Items from a figure collection

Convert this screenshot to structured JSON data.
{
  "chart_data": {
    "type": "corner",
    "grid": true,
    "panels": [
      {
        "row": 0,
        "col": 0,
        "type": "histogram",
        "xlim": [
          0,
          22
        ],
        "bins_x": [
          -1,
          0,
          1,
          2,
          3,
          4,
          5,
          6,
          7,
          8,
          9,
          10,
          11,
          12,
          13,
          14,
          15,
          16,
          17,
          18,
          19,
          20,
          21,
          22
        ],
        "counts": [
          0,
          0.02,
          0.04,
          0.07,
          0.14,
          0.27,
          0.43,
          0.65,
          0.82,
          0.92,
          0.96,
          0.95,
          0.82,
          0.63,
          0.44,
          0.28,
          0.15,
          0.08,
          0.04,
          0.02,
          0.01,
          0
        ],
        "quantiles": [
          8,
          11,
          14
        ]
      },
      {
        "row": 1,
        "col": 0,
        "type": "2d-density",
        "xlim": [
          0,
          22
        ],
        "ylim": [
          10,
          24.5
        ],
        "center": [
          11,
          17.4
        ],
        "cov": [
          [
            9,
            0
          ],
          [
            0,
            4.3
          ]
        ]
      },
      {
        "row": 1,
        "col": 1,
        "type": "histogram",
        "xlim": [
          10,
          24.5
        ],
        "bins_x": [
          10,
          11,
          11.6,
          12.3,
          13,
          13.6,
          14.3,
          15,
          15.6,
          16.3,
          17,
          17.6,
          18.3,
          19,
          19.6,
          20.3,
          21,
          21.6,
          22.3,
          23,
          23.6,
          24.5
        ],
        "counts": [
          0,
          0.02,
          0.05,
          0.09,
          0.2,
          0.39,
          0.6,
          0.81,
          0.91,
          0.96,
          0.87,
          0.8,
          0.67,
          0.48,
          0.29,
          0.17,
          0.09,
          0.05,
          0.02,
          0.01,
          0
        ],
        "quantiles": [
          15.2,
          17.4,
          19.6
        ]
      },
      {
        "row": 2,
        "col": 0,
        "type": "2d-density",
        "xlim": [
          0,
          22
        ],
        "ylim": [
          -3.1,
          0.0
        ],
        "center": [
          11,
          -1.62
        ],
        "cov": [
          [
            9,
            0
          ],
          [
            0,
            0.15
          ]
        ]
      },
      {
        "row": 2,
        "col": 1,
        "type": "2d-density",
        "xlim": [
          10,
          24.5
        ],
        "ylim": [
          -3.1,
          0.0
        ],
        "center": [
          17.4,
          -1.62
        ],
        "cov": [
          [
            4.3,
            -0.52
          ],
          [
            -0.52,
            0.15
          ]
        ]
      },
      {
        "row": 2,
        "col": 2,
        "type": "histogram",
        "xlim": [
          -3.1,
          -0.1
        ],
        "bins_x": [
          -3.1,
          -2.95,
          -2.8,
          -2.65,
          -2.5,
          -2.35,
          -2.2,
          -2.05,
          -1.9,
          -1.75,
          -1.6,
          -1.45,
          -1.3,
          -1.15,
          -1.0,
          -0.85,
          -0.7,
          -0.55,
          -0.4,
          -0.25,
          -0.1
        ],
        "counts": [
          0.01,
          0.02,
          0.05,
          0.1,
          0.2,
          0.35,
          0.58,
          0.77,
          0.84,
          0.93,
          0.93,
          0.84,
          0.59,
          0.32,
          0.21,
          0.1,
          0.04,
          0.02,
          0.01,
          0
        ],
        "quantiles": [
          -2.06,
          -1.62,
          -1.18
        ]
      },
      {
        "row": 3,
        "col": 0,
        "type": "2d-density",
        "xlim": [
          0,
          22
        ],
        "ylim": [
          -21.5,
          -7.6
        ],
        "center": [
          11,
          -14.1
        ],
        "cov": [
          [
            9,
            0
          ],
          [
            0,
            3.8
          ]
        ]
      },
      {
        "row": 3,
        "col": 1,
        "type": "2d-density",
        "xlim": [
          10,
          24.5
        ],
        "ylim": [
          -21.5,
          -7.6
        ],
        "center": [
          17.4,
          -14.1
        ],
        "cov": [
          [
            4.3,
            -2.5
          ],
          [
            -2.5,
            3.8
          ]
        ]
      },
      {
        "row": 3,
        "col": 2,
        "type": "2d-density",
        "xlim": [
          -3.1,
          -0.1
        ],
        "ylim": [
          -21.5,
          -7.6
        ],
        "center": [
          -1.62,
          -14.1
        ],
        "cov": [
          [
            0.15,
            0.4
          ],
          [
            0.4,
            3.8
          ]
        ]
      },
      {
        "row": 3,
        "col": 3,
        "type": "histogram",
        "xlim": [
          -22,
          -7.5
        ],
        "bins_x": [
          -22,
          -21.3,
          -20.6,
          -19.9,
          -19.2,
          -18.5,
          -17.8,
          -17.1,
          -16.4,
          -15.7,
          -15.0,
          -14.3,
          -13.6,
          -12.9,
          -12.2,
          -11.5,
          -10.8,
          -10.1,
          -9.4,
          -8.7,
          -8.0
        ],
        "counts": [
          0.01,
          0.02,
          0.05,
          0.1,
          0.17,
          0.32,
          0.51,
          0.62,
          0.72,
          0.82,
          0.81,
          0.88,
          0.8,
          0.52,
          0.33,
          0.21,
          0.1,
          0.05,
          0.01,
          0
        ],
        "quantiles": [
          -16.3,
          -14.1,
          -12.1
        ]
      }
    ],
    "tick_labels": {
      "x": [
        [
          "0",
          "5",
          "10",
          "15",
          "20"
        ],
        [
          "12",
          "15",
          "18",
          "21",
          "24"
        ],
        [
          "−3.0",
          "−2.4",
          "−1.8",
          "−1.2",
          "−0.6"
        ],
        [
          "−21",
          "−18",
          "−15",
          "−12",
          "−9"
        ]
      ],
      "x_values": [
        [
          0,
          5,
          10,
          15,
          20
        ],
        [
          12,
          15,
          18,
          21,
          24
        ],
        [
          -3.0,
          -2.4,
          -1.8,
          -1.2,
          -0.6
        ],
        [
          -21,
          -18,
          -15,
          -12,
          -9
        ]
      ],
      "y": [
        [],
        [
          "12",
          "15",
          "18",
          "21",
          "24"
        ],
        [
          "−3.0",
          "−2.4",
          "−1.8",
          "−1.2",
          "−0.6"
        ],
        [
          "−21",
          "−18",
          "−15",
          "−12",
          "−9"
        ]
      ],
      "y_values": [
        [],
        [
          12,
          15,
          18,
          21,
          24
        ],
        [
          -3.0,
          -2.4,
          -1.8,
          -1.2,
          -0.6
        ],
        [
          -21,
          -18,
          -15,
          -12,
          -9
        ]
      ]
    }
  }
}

...

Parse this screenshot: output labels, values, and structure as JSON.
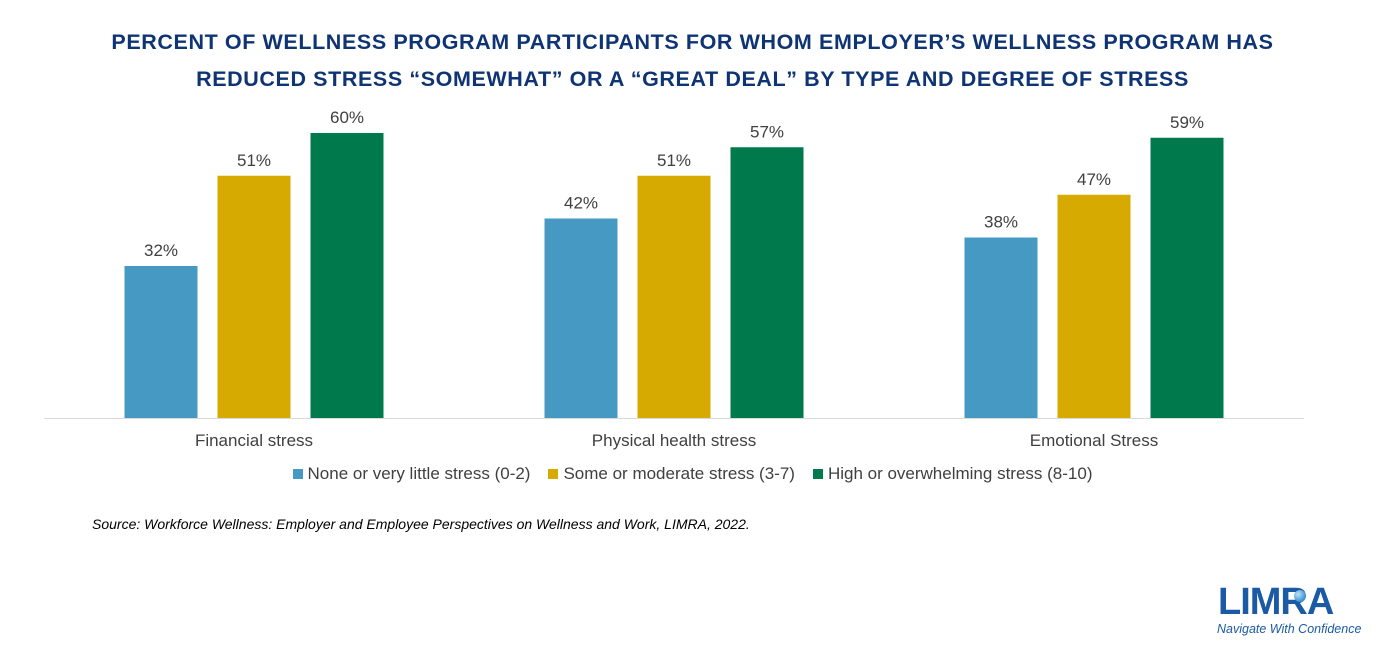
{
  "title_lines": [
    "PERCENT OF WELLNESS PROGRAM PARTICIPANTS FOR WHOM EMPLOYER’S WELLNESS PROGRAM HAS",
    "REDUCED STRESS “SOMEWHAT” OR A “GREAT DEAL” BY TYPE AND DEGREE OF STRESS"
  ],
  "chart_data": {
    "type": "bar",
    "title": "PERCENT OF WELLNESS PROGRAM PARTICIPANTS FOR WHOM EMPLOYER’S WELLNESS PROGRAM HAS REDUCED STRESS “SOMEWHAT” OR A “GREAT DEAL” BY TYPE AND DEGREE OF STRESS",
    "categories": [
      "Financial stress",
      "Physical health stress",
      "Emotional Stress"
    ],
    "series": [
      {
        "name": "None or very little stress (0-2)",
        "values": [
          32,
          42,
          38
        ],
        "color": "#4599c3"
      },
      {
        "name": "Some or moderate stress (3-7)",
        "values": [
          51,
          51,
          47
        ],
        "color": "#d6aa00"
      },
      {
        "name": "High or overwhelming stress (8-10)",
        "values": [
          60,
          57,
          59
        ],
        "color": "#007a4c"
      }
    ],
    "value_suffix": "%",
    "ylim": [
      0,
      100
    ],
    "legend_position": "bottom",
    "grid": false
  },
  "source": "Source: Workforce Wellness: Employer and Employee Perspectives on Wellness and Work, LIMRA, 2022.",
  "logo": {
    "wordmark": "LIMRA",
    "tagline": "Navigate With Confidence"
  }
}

==

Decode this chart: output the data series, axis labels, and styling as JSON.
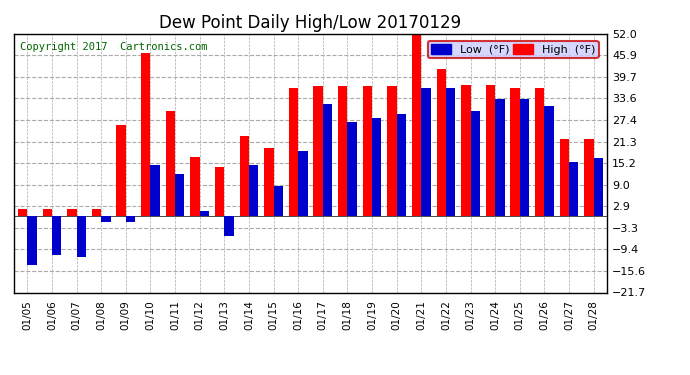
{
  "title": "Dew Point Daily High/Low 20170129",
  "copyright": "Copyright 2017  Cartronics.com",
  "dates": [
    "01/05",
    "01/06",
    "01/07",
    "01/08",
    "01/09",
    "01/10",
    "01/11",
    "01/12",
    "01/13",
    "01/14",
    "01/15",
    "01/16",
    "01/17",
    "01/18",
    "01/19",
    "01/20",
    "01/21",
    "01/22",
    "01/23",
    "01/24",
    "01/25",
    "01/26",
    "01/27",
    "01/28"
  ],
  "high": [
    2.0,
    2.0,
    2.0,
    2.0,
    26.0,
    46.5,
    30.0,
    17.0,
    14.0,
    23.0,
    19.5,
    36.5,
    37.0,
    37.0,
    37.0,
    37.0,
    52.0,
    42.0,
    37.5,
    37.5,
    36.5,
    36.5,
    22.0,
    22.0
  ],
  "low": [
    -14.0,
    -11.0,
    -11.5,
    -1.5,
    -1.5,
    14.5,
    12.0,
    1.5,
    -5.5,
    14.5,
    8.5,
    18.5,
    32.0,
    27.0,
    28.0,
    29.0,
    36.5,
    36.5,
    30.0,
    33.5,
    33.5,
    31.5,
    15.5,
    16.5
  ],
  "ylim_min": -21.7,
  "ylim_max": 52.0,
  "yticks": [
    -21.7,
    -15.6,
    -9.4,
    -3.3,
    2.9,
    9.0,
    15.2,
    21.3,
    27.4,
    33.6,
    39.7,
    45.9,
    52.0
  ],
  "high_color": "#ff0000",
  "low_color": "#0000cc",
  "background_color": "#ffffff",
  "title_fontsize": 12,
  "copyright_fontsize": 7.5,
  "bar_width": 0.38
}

### [Objective]
Each line in the listing above that contains "GREAT" should be copied.

### [Full solution]
    "REDUCED STRESS “SOMEWHAT” OR A “GREAT DEAL” BY TYPE AND DEGREE OF STRESS"
    "title": "PERCENT OF WELLNESS PROGRAM PARTICIPANTS FOR WHOM EMPLOYER’S WELLNESS PROGRAM HAS REDUCED STRESS “SOMEWHAT” OR A “GREAT DEAL” BY TYPE AND DEGREE OF STRESS",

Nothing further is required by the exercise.